◆ TO DO:
Retype all the records with nothing changed.

◆ RECORDS SUPPLIED:
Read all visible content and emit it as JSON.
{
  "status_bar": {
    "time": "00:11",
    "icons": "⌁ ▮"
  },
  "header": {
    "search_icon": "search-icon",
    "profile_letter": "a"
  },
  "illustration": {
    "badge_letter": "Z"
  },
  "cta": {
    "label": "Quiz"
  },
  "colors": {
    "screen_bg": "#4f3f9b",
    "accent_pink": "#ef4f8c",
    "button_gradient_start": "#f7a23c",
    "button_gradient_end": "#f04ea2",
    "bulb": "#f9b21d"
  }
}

◆ RESPONSE BELOW:
Read all visible content and emit it as JSON.
{
  "status_bar": {
    "time": "00:11",
    "icons": "⌁ ▮"
  },
  "header": {
    "search_icon": "search-icon",
    "profile_letter": "a"
  },
  "illustration": {
    "badge_letter": "Z"
  },
  "cta": {
    "label": "Quiz"
  },
  "colors": {
    "screen_bg": "#4f3f9b",
    "accent_pink": "#ef4f8c",
    "button_gradient_start": "#f7a23c",
    "button_gradient_end": "#f04ea2",
    "bulb": "#f9b21d"
  }
}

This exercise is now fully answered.